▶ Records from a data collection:
— START —

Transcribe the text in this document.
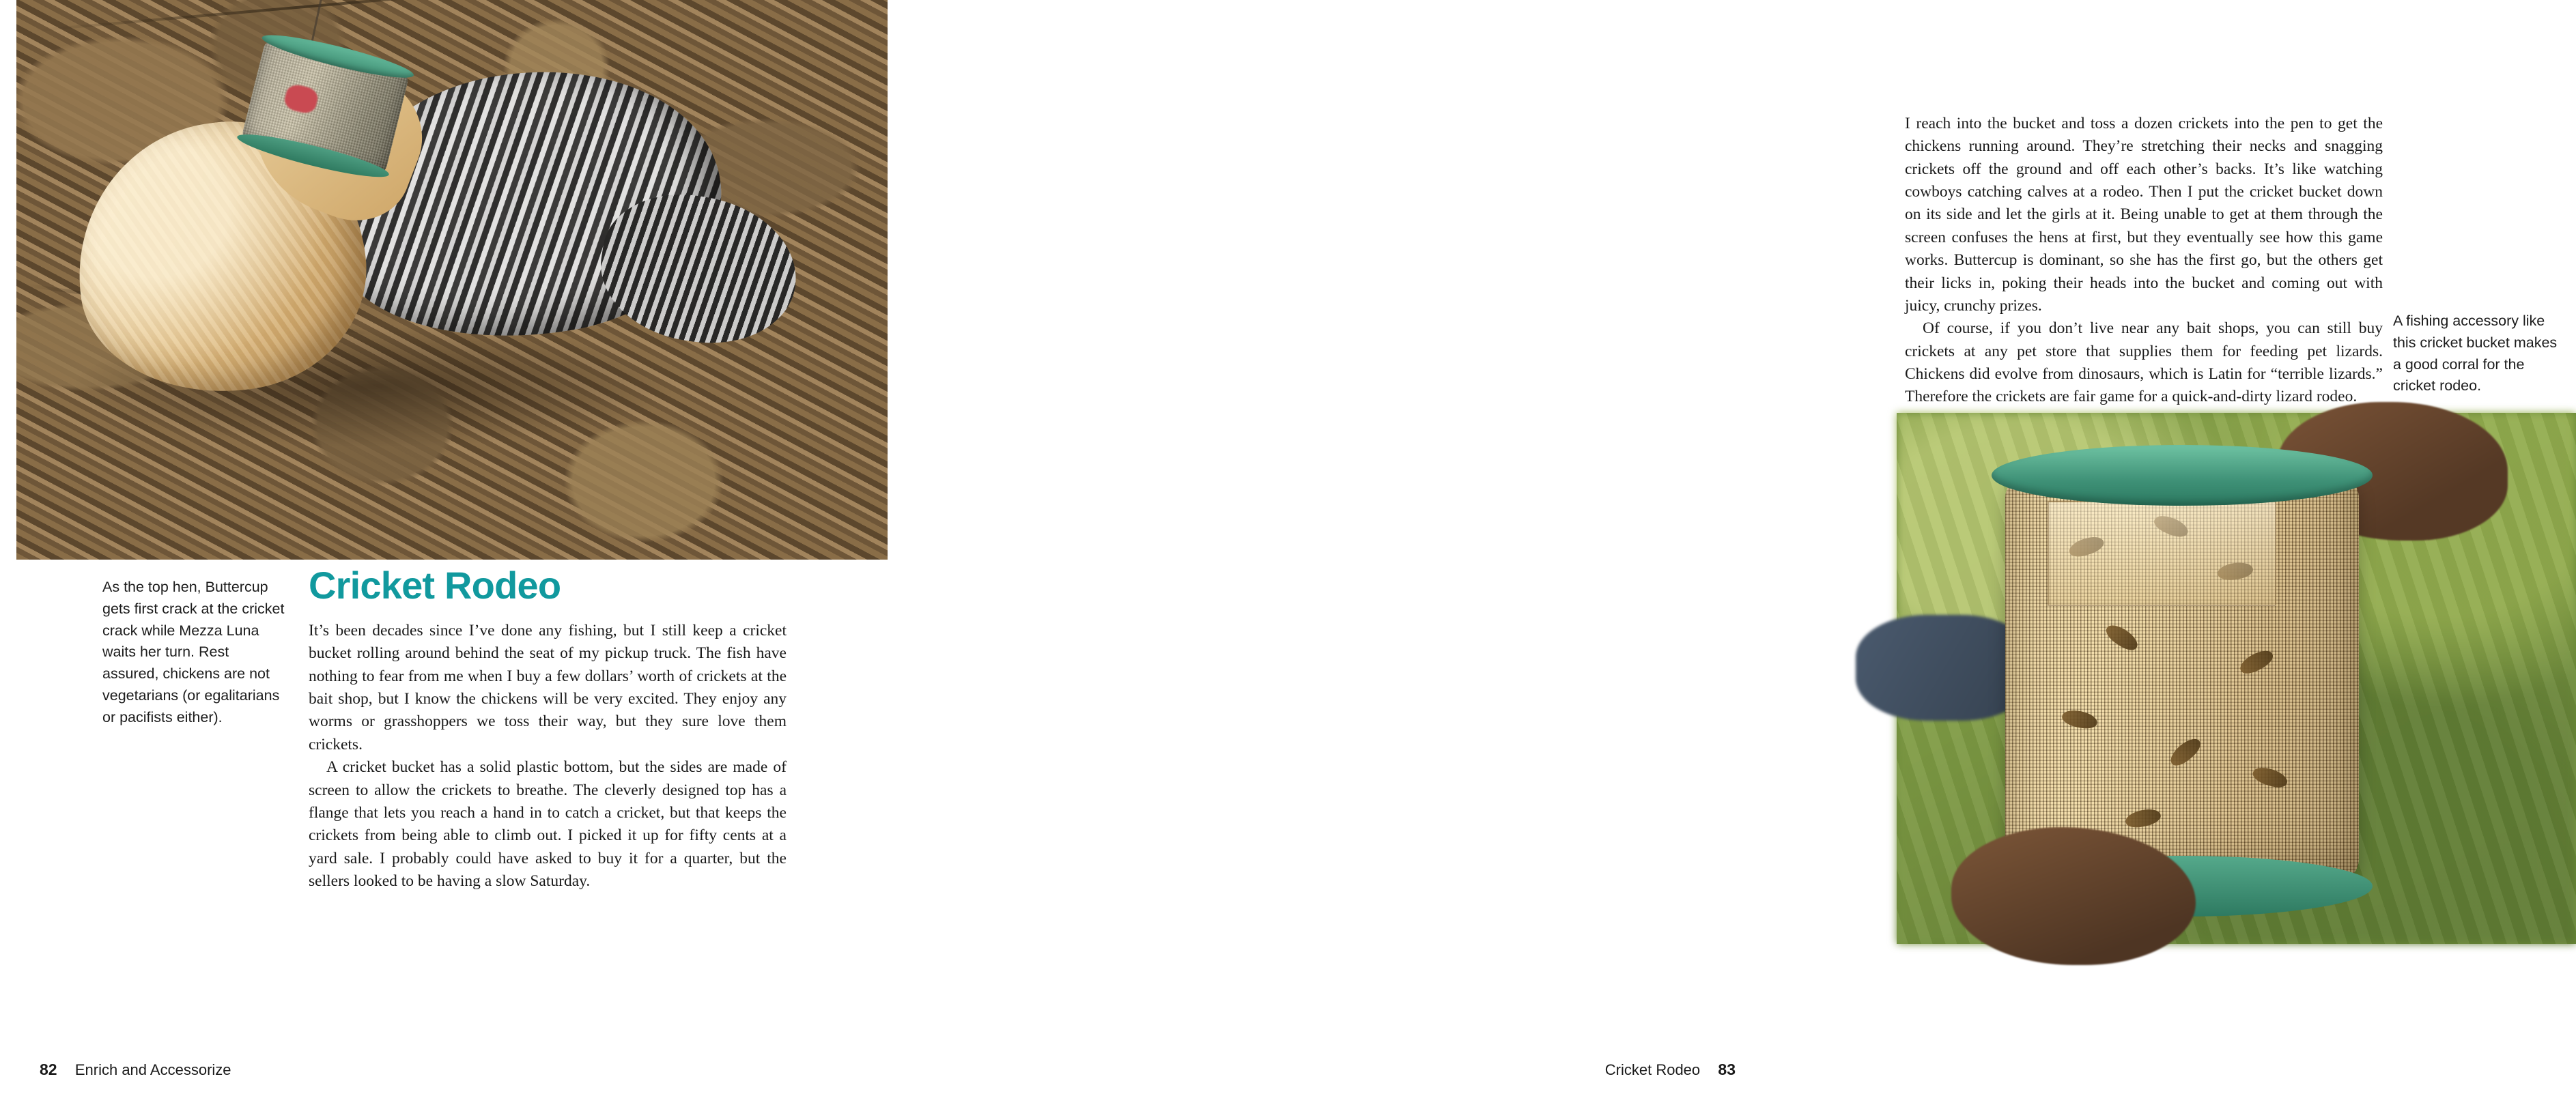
As the top hen, Buttercup gets first crack at the cricket crack while Mezza Luna waits her turn. Rest assured, chickens are not vegetarians (or egalitarians or pacifists either).
Cricket Rodeo

It’s been decades since I’ve done any fishing, but I still keep a cricket bucket rolling around behind the seat of my pickup truck. The fish have nothing to fear from me when I buy a few dollars’ worth of crickets at the bait shop, but I know the chickens will be very excited. They enjoy any worms or grasshoppers we toss their way, but they sure love them crickets.

A cricket bucket has a solid plastic bottom, but the sides are made of screen to allow the crickets to breathe. The cleverly designed top has a flange that lets you reach a hand in to catch a cricket, but that keeps the crickets from being able to climb out. I picked it up for fifty cents at a yard sale. I probably could have asked to buy it for a quarter, but the sellers looked to be having a slow Saturday.

I reach into the bucket and toss a dozen crickets into the pen to get the chickens running around. They’re stretching their necks and snagging crickets off the ground and off each other’s backs. It’s like watching cowboys catching calves at a rodeo. Then I put the cricket bucket down on its side and let the girls at it. Being unable to get at them through the screen confuses the hens at first, but they eventually see how this game works. Buttercup is dominant, so she has the first go, but the others get their licks in, poking their heads into the bucket and coming out with juicy, crunchy prizes.

Of course, if you don’t live near any bait shops, you can still buy crickets at any pet store that supplies them for feeding pet lizards. Chickens did evolve from dinosaurs, which is Latin for “terrible lizards.” Therefore the crickets are fair game for a quick-and-dirty lizard rodeo.

A fishing accessory like this cricket bucket makes a good corral for the cricket rodeo.
82 Enrich and Accessorize	Cricket Rodeo 83
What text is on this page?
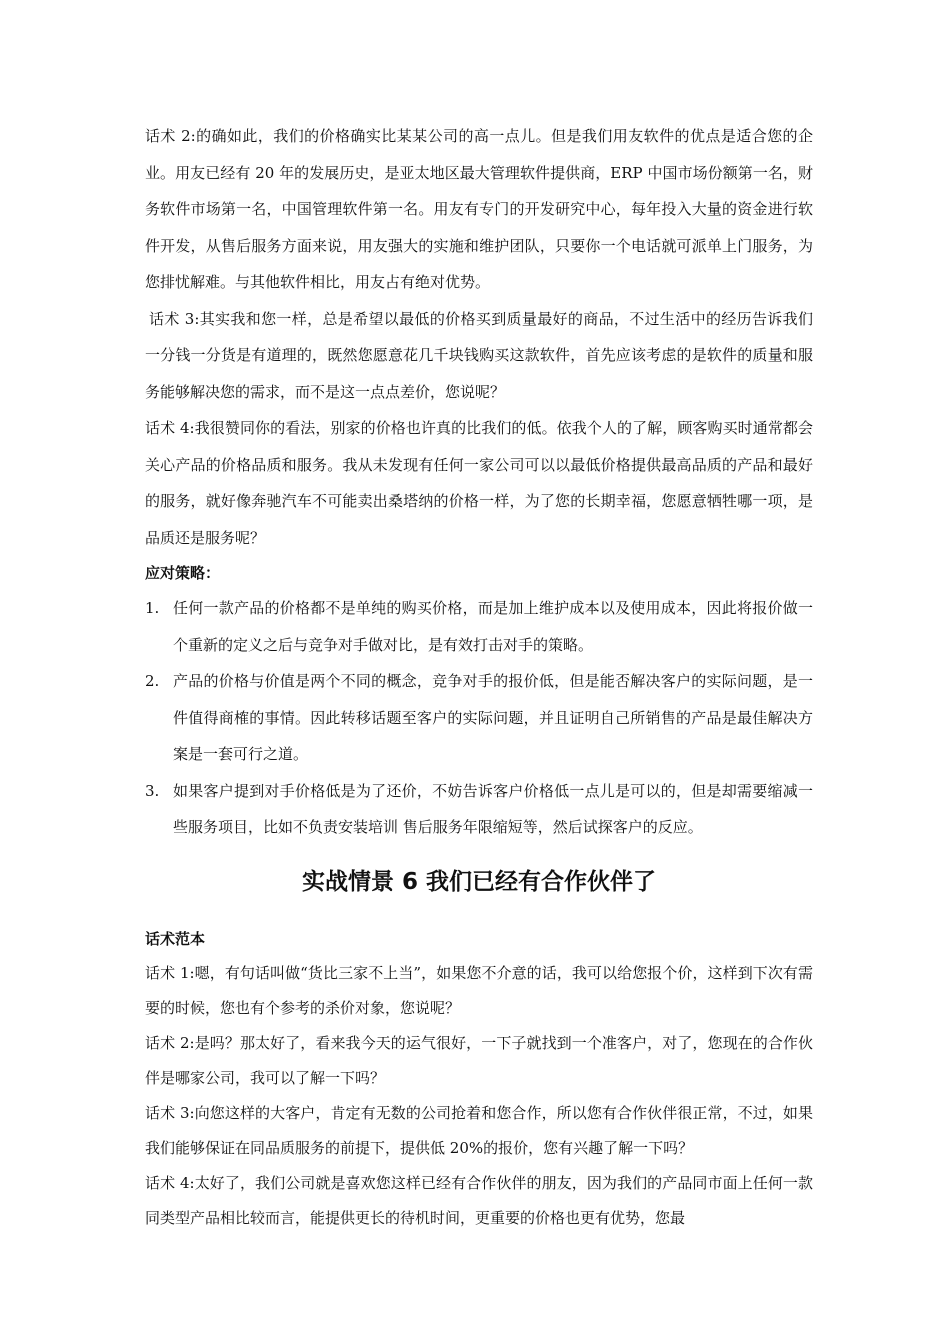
话术 2:的确如此，我们的价格确实比某某公司的高一点儿。但是我们用友软件的优点是适合您的企业。用友已经有 20 年的发展历史，是亚太地区最大管理软件提供商，ERP 中国市场份额第一名，财务软件市场第一名，中国管理软件第一名。用友有专门的开发研究中心，每年投入大量的资金进行软件开发，从售后服务方面来说，用友强大的实施和维护团队，只要你一个电话就可派单上门服务，为您排忧解难。与其他软件相比，用友占有绝对优势。

话术 3:其实我和您一样，总是希望以最低的价格买到质量最好的商品，不过生活中的经历告诉我们一分钱一分货是有道理的，既然您愿意花几千块钱购买这款软件，首先应该考虑的是软件的质量和服务能够解决您的需求，而不是这一点点差价，您说呢？

话术 4:我很赞同你的看法，别家的价格也许真的比我们的低。依我个人的了解，顾客购买时通常都会关心产品的价格品质和服务。我从未发现有任何一家公司可以以最低价格提供最高品质的产品和最好的服务，就好像奔驰汽车不可能卖出桑塔纳的价格一样，为了您的长期幸福，您愿意牺牲哪一项，是品质还是服务呢？

应对策略：

1. 任何一款产品的价格都不是单纯的购买价格，而是加上维护成本以及使用成本，因此将报价做一个重新的定义之后与竞争对手做对比，是有效打击对手的策略。

2. 产品的价格与价值是两个不同的概念，竞争对手的报价低，但是能否解决客户的实际问题，是一件值得商榷的事情。因此转移话题至客户的实际问题，并且证明自己所销售的产品是最佳解决方案是一套可行之道。

3. 如果客户提到对手价格低是为了还价，不妨告诉客户价格低一点儿是可以的，但是却需要缩减一些服务项目，比如不负责安装培训 售后服务年限缩短等，然后试探客户的反应。

实战情景 6 我们已经有合作伙伴了

话术范本

话术 1:嗯，有句话叫做“货比三家不上当”，如果您不介意的话，我可以给您报个价，这样到下次有需要的时候，您也有个参考的杀价对象，您说呢？

话术 2:是吗？那太好了，看来我今天的运气很好，一下子就找到一个准客户，对了，您现在的合作伙伴是哪家公司，我可以了解一下吗？

话术 3:向您这样的大客户，肯定有无数的公司抢着和您合作，所以您有合作伙伴很正常，不过，如果我们能够保证在同品质服务的前提下，提供低 20%的报价，您有兴趣了解一下吗？

话术 4:太好了，我们公司就是喜欢您这样已经有合作伙伴的朋友，因为我们的产品同市面上任何一款同类型产品相比较而言，能提供更长的待机时间，更重要的价格也更有优势，您最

— END —

▶ WORK TO BE COMPLETED:
With the pictures left out, write out exactly the lines from the line containing "What text is on this page?" through the final line.

▶ TASK RESPONSE:
What text is on this page?
话术 2:的确如此，我们的价格确实比某某公司的高一点儿。但是我们用友软件的优点是适合您的企业。用友已经有 20 年的发展历史，是亚太地区最大管理软件提供商，ERP 中国市场份额第一名，财务软件市场第一名，中国管理软件第一名。用友有专门的开发研究中心，每年投入大量的资金进行软件开发，从售后服务方面来说，用友强大的实施和维护团队，只要你一个电话就可派单上门服务，为您排忧解难。与其他软件相比，用友占有绝对优势。

话术 3:其实我和您一样，总是希望以最低的价格买到质量最好的商品，不过生活中的经历告诉我们一分钱一分货是有道理的，既然您愿意花几千块钱购买这款软件，首先应该考虑的是软件的质量和服务能够解决您的需求，而不是这一点点差价，您说呢？

话术 4:我很赞同你的看法，别家的价格也许真的比我们的低。依我个人的了解，顾客购买时通常都会关心产品的价格品质和服务。我从未发现有任何一家公司可以以最低价格提供最高品质的产品和最好的服务，就好像奔驰汽车不可能卖出桑塔纳的价格一样，为了您的长期幸福，您愿意牺牲哪一项，是品质还是服务呢？

应对策略：

1. 任何一款产品的价格都不是单纯的购买价格，而是加上维护成本以及使用成本，因此将报价做一个重新的定义之后与竞争对手做对比，是有效打击对手的策略。

2. 产品的价格与价值是两个不同的概念，竞争对手的报价低，但是能否解决客户的实际问题，是一件值得商榷的事情。因此转移话题至客户的实际问题，并且证明自己所销售的产品是最佳解决方案是一套可行之道。

3. 如果客户提到对手价格低是为了还价，不妨告诉客户价格低一点儿是可以的，但是却需要缩减一些服务项目，比如不负责安装培训 售后服务年限缩短等，然后试探客户的反应。

实战情景 6 我们已经有合作伙伴了

话术范本

话术 1:嗯，有句话叫做“货比三家不上当”，如果您不介意的话，我可以给您报个价，这样到下次有需要的时候，您也有个参考的杀价对象，您说呢？

话术 2:是吗？那太好了，看来我今天的运气很好，一下子就找到一个准客户，对了，您现在的合作伙伴是哪家公司，我可以了解一下吗？

话术 3:向您这样的大客户，肯定有无数的公司抢着和您合作，所以您有合作伙伴很正常，不过，如果我们能够保证在同品质服务的前提下，提供低 20%的报价，您有兴趣了解一下吗？

话术 4:太好了，我们公司就是喜欢您这样已经有合作伙伴的朋友，因为我们的产品同市面上任何一款同类型产品相比较而言，能提供更长的待机时间，更重要的价格也更有优势，您最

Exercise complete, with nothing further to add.